PROBLEM STATEMENT =
Pull out every line from the listing that has the word "hatch".

(Figure content listings)
%%

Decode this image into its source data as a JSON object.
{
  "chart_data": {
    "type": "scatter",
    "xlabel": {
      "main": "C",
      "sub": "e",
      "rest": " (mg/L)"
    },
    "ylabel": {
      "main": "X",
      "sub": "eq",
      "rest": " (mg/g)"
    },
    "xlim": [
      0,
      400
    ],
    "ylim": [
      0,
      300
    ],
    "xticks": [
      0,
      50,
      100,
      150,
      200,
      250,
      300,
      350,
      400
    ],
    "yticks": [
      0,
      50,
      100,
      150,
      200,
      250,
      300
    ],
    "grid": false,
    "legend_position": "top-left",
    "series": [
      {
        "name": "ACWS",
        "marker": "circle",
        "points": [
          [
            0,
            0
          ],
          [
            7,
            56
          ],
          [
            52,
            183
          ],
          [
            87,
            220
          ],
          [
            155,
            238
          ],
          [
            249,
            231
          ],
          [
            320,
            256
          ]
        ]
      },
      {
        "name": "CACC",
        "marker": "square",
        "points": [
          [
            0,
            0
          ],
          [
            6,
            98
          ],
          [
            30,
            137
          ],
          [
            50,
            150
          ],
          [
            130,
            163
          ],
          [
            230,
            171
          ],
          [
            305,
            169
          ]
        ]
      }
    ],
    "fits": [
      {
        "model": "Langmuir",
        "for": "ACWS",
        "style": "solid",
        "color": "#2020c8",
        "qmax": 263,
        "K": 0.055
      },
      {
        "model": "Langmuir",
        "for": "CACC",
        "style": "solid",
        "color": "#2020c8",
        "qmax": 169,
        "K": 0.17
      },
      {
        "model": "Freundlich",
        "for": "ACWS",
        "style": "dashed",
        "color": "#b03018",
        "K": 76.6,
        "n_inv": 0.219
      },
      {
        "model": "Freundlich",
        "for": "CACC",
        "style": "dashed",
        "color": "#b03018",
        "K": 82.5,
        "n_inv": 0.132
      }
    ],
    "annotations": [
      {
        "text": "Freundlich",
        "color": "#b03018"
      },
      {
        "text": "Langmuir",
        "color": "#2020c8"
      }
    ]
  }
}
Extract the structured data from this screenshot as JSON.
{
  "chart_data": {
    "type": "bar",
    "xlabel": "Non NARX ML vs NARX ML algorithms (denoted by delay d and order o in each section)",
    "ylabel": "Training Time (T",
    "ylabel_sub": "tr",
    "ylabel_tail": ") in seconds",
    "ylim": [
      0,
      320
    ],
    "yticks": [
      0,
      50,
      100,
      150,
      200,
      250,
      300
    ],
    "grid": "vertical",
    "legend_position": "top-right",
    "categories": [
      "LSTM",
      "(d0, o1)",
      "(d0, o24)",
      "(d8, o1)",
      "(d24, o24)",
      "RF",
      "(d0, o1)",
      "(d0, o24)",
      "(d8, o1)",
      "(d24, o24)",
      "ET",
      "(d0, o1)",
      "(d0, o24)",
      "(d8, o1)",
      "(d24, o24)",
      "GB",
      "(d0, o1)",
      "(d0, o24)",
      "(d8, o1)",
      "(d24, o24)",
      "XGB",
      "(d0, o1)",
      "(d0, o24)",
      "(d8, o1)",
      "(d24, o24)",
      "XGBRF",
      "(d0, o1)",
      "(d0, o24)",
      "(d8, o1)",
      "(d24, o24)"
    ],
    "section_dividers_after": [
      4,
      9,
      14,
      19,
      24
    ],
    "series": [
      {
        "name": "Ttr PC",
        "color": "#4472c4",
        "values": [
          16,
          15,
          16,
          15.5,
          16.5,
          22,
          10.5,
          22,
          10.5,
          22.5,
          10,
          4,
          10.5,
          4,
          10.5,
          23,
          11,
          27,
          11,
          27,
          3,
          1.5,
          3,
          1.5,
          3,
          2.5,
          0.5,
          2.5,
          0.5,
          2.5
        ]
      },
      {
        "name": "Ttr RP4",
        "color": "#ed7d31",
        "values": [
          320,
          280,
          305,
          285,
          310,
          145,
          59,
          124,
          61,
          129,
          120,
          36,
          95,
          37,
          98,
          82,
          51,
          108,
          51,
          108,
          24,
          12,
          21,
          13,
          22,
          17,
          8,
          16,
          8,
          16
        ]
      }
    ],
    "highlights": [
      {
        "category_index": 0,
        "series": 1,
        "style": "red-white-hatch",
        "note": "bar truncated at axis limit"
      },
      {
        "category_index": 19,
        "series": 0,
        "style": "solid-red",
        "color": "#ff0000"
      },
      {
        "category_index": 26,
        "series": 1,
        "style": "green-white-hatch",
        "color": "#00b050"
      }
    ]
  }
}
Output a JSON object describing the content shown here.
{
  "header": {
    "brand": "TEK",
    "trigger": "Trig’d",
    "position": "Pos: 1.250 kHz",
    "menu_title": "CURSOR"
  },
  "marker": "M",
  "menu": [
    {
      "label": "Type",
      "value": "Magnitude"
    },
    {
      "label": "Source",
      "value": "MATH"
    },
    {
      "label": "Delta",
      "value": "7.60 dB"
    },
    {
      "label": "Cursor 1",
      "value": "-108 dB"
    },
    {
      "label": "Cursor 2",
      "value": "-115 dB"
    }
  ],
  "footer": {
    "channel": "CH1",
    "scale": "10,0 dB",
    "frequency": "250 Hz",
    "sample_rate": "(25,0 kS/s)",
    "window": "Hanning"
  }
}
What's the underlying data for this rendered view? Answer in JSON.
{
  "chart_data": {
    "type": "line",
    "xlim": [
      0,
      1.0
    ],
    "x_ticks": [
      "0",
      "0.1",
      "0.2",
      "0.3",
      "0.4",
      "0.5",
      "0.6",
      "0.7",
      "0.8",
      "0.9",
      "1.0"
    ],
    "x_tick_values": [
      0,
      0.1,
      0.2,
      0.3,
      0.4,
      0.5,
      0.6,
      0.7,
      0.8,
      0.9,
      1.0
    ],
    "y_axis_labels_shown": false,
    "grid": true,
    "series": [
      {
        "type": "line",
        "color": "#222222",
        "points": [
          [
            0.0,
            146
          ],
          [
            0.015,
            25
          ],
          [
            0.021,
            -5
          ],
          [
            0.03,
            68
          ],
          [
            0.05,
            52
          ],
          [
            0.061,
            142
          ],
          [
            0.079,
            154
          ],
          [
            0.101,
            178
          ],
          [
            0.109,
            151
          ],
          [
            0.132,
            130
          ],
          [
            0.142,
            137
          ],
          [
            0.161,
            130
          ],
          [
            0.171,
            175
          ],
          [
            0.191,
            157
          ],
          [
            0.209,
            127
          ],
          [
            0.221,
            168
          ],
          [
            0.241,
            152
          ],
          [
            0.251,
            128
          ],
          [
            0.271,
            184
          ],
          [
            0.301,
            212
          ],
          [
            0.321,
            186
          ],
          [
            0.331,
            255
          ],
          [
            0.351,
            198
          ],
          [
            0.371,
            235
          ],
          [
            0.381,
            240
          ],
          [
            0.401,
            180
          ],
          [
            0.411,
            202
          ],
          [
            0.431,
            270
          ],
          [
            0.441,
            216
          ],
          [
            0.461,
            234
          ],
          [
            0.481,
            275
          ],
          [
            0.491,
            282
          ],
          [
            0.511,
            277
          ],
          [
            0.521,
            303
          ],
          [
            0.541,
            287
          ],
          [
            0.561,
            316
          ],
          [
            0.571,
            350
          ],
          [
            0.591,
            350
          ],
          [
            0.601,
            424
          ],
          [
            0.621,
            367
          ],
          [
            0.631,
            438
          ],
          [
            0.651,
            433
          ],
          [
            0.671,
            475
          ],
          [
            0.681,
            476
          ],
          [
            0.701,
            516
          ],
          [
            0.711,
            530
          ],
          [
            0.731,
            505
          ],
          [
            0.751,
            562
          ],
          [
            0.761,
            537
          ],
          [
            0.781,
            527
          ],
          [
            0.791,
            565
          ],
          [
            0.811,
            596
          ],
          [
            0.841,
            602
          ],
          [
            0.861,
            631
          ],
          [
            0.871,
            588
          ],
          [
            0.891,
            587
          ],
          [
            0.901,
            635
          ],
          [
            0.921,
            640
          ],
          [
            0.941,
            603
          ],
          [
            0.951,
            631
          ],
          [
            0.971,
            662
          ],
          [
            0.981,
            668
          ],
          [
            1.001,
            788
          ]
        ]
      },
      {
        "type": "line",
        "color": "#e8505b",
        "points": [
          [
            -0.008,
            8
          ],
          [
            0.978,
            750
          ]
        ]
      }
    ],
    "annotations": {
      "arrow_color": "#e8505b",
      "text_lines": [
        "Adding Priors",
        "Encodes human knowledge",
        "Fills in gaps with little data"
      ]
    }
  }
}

%%

ANSWER BELOW =
        "style": "red-white-hatch",
        "style": "green-white-hatch",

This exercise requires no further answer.